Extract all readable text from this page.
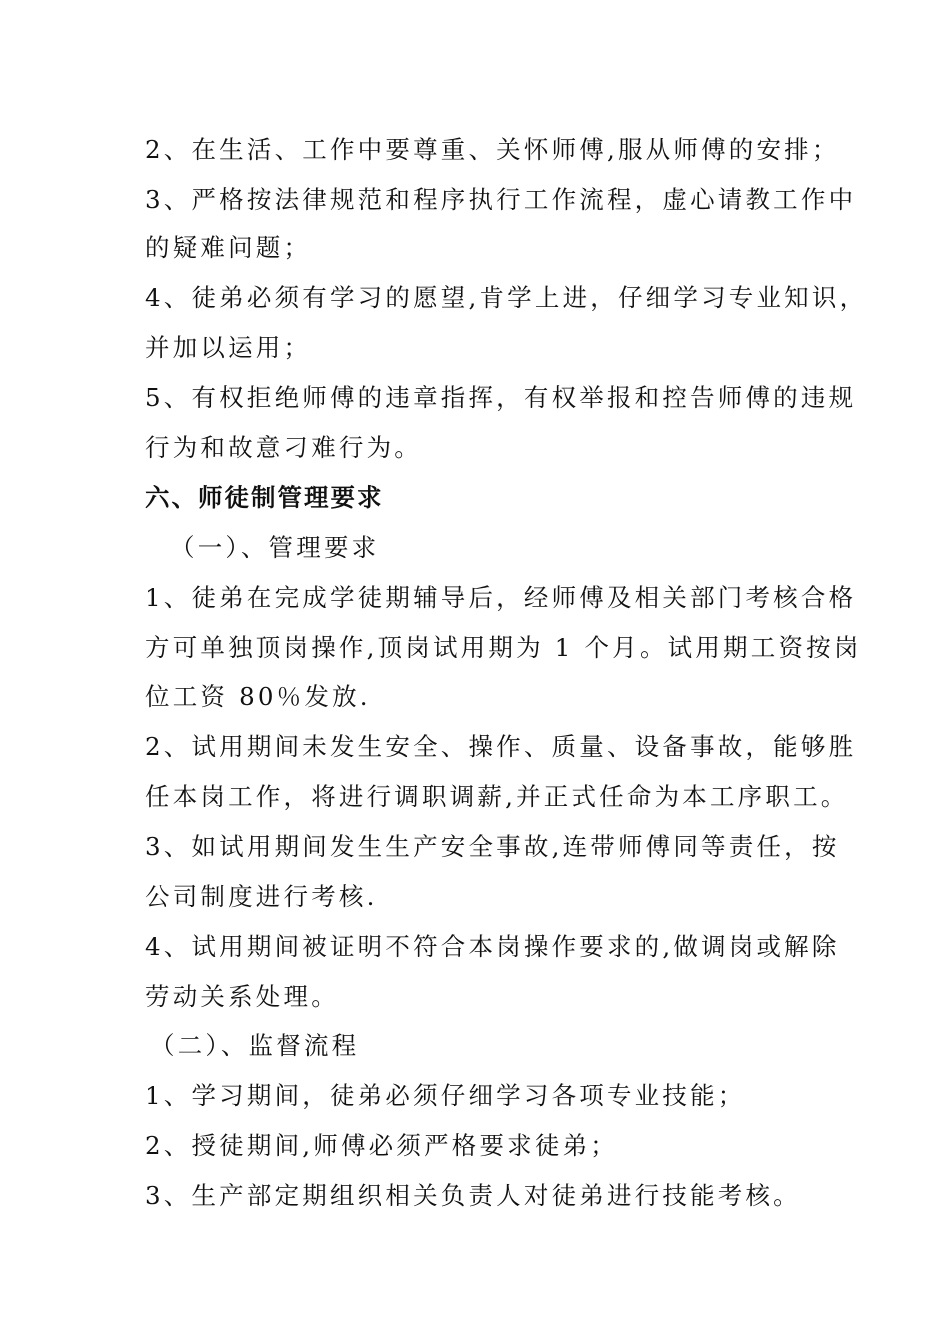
2、在生活、工作中要尊重、关怀师傅,服从师傅的安排；
3、严格按法律规范和程序执行工作流程，虚心请教工作中
的疑难问题；
4、徒弟必须有学习的愿望,肯学上进，仔细学习专业知识，
并加以运用；
5、有权拒绝师傅的违章指挥，有权举报和控告师傅的违规
行为和故意刁难行为。
六、师徒制管理要求
（一）、管理要求
1、徒弟在完成学徒期辅导后，经师傅及相关部门考核合格
方可单独顶岗操作,顶岗试用期为 1 个月。试用期工资按岗
位工资 80％发放.
2、试用期间未发生安全、操作、质量、设备事故，能够胜
任本岗工作，将进行调职调薪,并正式任命为本工序职工。
3、如试用期间发生生产安全事故,连带师傅同等责任，按
公司制度进行考核.
4、试用期间被证明不符合本岗操作要求的,做调岗或解除
劳动关系处理。
（二）、监督流程
1、学习期间，徒弟必须仔细学习各项专业技能；
2、授徒期间,师傅必须严格要求徒弟；
3、生产部定期组织相关负责人对徒弟进行技能考核。
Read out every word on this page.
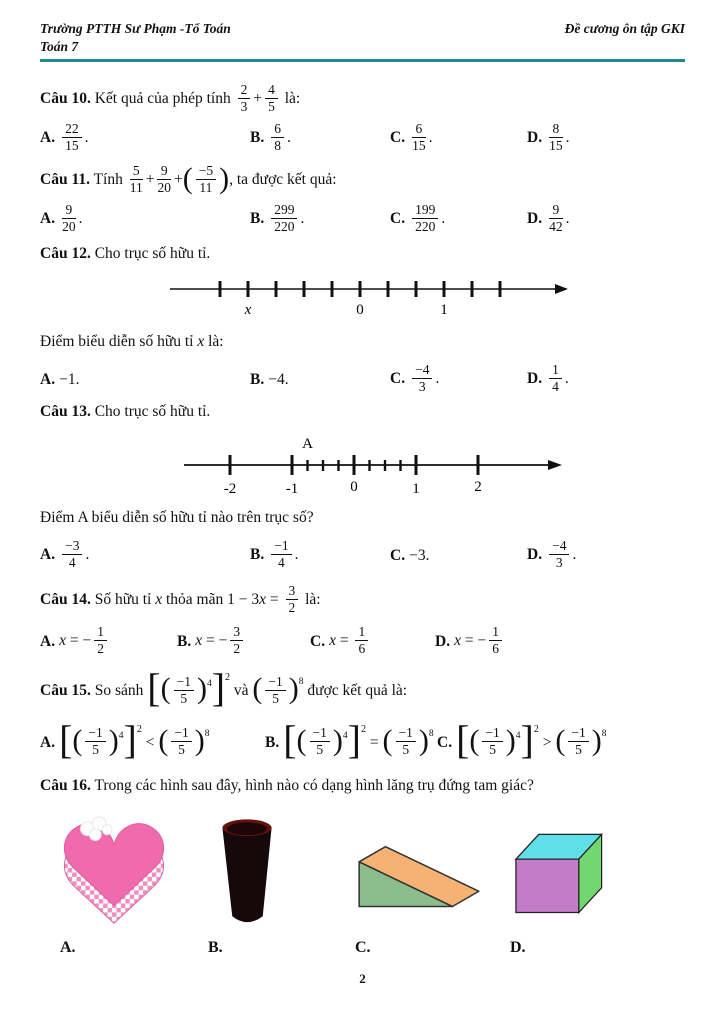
Trường PTTH Sư Phạm -Tổ Toán
Toán 7
Đề cương ôn tập GKI
Câu 10. Kết quả của phép tính $\frac{2}{3} + \frac{4}{5}$ là:
A. $\frac{22}{15}$ .	B. $\frac{6}{8}$ .	C. $\frac{6}{15}$ .	D. $\frac{8}{15}$ .
Câu 11. Tính $\frac{5}{11} + \frac{9}{20}$ +( $\frac{-5}{11}$ ), ta được kết quả:
A. $\frac{9}{20}$ .	B. $\frac{299}{220}$ .	C. $\frac{199}{220}$ .	D. $\frac{9}{42}$ .
Câu 12. Cho trục số hữu tỉ.
x	0	1
Điểm biểu diễn số hữu tỉ x là:
A. −1.	B. −4.	C. $\frac{-4}{3}$ .	D. $\frac{1}{4}$ .
Câu 13. Cho trục số hữu tỉ.
A
-2	-1	0	1	2
Điểm A biểu diễn số hữu tỉ nào trên trục số?
A. $\frac{-3}{4}$ .	B. $\frac{-1}{4}$ .	C. −3.	D. $\frac{-4}{3}$ .
Câu 14. Số hữu tỉ x thỏa mãn $1 - 3x = \frac{3}{2}$ là:
A. x = − $\frac{1}{2}$	B. x = − $\frac{3}{2}$	C. $x = \frac{1}{6}$	D. x = − $\frac{1}{6}$
Câu 15. So sánh [( $\frac{-1}{5} )^4]^2$ và ( $\frac{-1}{5} )^8$ được kết quả là:
A. [( $\frac{-1}{5} )^4]^2$ < ( $\frac{-1}{5} )^8$	B. [( $\frac{-1}{5} )^4]^2$ = ( $\frac{-1}{5} )^8$ C. [( $\frac{-1}{5} )^4]^2$ > ( $\frac{-1}{5} )^8$
Câu 16. Trong các hình sau đây, hình nào có dạng hình lăng trụ đứng tam giác?
A.	B.	C.	D.
2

What is asked: Reproduce the material word for word. Any pictures should be left out of the copy.

Response to the task:
Extract all readable text from this page.
2、在生活、工作中要尊重、关怀师傅,服从师傅的安排；
3、严格按法律规范和程序执行工作流程，虚心请教工作中
的疑难问题；
4、徒弟必须有学习的愿望,肯学上进，仔细学习专业知识，
并加以运用；
5、有权拒绝师傅的违章指挥，有权举报和控告师傅的违规
行为和故意刁难行为。
六、师徒制管理要求
（一）、管理要求
1、徒弟在完成学徒期辅导后，经师傅及相关部门考核合格
方可单独顶岗操作,顶岗试用期为 1 个月。试用期工资按岗
位工资 80％发放.
2、试用期间未发生安全、操作、质量、设备事故，能够胜
任本岗工作，将进行调职调薪,并正式任命为本工序职工。
3、如试用期间发生生产安全事故,连带师傅同等责任，按
公司制度进行考核.
4、试用期间被证明不符合本岗操作要求的,做调岗或解除
劳动关系处理。
（二）、监督流程
1、学习期间，徒弟必须仔细学习各项专业技能；
2、授徒期间,师傅必须严格要求徒弟；
3、生产部定期组织相关负责人对徒弟进行技能考核。
Read out every word on this page.
Trường PTTH Sư Phạm -Tổ Toán
Toán 7
Đề cương ôn tập GKI
Câu 10. Kết quả của phép tính $\frac{2}{3} + \frac{4}{5}$ là:
A. $\frac{22}{15}$ .	B. $\frac{6}{8}$ .	C. $\frac{6}{15}$ .	D. $\frac{8}{15}$ .
Câu 11. Tính $\frac{5}{11} + \frac{9}{20}$ +( $\frac{-5}{11}$ ), ta được kết quả:
A. $\frac{9}{20}$ .	B. $\frac{299}{220}$ .	C. $\frac{199}{220}$ .	D. $\frac{9}{42}$ .
Câu 12. Cho trục số hữu tỉ.
x	0	1
Điểm biểu diễn số hữu tỉ x là:
A. −1.	B. −4.	C. $\frac{-4}{3}$ .	D. $\frac{1}{4}$ .
Câu 13. Cho trục số hữu tỉ.
A
-2	-1	0	1	2
Điểm A biểu diễn số hữu tỉ nào trên trục số?
A. $\frac{-3}{4}$ .	B. $\frac{-1}{4}$ .	C. −3.	D. $\frac{-4}{3}$ .
Câu 14. Số hữu tỉ x thỏa mãn $1 - 3x = \frac{3}{2}$ là:
A. x = − $\frac{1}{2}$	B. x = − $\frac{3}{2}$	C. $x = \frac{1}{6}$	D. x = − $\frac{1}{6}$
Câu 15. So sánh [( $\frac{-1}{5} )^4]^2$ và ( $\frac{-1}{5} )^8$ được kết quả là:
A. [( $\frac{-1}{5} )^4]^2$ < ( $\frac{-1}{5} )^8$	B. [( $\frac{-1}{5} )^4]^2$ = ( $\frac{-1}{5} )^8$ C. [( $\frac{-1}{5} )^4]^2$ > ( $\frac{-1}{5} )^8$
Câu 16. Trong các hình sau đây, hình nào có dạng hình lăng trụ đứng tam giác?
A.	B.	C.	D.
2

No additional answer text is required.